[Saved data entries]
###
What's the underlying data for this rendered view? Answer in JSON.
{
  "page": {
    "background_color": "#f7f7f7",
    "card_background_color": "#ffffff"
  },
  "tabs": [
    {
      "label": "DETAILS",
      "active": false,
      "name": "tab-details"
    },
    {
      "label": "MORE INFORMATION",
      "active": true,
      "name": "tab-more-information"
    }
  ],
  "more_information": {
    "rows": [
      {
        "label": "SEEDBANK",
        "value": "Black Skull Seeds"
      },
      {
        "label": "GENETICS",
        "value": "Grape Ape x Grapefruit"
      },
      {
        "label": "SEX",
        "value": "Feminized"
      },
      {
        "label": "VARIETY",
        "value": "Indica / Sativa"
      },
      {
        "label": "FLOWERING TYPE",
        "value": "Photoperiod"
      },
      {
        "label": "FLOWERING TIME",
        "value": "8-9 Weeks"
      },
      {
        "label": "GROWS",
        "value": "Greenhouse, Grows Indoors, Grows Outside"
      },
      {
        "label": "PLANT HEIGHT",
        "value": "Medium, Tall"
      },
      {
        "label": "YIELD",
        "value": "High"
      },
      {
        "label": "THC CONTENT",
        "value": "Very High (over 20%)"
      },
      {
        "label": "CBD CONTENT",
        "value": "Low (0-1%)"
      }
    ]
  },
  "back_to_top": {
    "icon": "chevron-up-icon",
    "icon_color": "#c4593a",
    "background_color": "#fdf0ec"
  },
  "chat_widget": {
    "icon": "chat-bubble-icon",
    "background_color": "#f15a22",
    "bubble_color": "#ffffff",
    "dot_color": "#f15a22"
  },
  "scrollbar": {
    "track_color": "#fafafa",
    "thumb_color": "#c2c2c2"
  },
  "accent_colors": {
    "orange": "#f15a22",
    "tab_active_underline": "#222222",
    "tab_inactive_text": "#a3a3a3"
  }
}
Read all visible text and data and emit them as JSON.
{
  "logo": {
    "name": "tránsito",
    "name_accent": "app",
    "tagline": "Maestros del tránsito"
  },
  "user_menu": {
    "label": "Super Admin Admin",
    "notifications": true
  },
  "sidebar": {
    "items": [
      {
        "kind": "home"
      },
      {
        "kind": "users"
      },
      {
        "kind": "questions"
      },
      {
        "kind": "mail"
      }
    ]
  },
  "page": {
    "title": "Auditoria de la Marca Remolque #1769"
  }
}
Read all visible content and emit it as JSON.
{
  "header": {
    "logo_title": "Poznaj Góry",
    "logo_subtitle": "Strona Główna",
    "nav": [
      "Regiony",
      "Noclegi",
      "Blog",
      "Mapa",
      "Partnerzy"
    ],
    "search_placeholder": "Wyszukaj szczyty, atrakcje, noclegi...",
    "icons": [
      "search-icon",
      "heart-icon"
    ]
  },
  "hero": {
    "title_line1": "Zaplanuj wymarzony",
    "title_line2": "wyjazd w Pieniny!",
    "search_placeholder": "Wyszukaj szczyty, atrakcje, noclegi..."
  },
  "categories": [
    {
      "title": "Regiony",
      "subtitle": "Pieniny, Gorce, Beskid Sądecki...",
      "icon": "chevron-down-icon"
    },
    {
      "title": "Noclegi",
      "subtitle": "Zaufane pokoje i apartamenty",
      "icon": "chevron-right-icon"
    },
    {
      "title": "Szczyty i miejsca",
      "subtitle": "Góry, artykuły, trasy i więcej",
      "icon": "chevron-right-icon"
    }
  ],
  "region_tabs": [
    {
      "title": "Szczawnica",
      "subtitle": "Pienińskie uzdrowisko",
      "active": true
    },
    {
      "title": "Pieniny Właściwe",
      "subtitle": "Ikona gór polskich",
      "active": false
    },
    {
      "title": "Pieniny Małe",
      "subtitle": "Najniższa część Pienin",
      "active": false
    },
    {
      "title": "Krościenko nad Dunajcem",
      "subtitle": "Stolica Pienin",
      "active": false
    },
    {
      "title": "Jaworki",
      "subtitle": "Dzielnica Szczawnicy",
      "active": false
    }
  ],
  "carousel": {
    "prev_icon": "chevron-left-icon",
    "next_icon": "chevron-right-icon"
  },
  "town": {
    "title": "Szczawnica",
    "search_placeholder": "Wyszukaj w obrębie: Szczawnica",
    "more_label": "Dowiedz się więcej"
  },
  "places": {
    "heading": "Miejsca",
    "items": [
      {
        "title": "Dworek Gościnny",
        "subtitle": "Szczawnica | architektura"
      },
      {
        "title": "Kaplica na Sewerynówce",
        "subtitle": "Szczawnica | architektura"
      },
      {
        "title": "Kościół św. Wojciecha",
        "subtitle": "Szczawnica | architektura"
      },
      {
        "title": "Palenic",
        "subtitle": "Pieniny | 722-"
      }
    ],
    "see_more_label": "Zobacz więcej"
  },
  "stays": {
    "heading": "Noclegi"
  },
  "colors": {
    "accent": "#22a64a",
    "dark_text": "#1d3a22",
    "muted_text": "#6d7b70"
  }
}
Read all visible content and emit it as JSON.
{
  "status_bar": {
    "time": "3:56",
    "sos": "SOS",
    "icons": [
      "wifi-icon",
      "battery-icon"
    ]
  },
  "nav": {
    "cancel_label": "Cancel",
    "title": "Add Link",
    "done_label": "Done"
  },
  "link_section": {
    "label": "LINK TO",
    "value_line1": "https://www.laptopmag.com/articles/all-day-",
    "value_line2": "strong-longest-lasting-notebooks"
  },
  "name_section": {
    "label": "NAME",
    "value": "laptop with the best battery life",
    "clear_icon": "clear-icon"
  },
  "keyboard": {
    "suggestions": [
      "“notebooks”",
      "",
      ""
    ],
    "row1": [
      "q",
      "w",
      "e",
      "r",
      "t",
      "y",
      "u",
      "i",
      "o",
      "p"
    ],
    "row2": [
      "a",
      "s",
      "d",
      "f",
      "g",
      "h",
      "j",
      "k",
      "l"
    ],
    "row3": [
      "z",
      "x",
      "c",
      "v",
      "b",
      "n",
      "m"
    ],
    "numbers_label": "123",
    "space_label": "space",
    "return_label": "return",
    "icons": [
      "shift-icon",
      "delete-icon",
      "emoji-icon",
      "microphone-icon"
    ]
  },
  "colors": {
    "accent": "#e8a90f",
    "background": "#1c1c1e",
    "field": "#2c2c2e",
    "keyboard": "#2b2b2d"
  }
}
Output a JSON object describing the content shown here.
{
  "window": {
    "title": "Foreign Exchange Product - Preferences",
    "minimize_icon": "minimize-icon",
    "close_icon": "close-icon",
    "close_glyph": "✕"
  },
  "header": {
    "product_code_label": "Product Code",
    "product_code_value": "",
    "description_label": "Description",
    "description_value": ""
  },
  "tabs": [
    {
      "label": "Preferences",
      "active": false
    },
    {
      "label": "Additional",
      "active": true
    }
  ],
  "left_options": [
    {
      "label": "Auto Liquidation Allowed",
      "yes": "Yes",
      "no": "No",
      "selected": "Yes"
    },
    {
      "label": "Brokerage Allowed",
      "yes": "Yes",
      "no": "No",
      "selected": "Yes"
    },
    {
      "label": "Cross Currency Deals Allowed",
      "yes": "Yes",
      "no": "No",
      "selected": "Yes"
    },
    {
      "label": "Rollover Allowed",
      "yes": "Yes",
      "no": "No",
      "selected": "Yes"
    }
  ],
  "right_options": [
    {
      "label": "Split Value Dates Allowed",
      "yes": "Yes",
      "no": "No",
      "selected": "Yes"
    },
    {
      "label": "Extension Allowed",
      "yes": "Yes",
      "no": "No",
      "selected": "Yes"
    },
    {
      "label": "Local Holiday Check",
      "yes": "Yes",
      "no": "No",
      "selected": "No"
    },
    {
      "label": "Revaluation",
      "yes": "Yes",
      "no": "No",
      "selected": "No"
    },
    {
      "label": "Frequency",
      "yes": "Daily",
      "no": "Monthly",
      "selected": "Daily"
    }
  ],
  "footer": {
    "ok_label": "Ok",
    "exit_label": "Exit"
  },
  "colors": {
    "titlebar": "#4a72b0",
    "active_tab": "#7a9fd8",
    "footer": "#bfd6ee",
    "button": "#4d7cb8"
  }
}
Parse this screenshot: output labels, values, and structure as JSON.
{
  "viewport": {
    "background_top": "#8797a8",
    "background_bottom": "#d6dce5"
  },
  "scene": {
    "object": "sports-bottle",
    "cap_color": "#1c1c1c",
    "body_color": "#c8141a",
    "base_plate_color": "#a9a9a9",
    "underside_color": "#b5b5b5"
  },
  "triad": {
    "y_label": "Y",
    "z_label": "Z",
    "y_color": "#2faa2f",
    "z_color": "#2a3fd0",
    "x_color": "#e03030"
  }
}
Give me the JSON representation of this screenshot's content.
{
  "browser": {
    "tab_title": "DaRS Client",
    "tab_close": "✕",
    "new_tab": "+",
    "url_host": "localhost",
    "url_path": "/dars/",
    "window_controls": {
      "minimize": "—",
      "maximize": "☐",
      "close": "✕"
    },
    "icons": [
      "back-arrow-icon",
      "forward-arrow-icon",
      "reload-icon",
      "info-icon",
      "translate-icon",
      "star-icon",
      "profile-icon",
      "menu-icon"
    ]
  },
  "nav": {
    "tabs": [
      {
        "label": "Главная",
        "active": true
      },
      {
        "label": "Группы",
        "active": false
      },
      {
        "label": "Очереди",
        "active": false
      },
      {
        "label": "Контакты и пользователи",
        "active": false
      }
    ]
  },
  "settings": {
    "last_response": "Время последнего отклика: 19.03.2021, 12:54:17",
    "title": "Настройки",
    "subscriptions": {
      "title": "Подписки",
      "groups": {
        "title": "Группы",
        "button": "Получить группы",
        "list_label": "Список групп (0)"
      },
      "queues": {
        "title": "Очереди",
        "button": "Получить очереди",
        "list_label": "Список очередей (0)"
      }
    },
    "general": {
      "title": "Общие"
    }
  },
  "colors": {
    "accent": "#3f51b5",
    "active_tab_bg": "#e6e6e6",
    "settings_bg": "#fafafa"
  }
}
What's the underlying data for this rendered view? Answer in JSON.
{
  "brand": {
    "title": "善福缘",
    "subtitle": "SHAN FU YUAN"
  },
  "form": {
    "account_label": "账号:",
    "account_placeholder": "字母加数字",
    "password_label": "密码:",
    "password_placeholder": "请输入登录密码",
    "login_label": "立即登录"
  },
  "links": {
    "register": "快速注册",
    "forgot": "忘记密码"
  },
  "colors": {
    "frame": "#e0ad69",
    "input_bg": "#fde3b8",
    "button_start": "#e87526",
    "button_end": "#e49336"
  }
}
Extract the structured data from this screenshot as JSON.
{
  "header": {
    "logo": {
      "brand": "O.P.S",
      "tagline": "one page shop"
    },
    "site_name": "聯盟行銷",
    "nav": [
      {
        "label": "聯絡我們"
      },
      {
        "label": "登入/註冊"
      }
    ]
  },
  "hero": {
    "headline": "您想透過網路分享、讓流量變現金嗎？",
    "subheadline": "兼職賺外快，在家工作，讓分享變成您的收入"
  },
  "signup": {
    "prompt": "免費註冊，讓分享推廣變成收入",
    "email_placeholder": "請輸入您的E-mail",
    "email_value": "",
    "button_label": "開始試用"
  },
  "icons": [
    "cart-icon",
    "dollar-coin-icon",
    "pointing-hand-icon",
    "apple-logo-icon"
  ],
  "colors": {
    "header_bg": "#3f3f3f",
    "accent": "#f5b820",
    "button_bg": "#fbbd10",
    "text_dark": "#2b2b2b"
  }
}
###
*Task requirements*
Pull out every line in the data above that has the word "Pieniny".

*Answer for the task*
    "title_line2": "wyjazd w Pieniny!",
      "subtitle": "Pieniny, Gorce, Beskid Sądecki...",
      "title": "Pieniny Właściwe",
      "title": "Pieniny Małe",
        "subtitle": "Pieniny | 722-"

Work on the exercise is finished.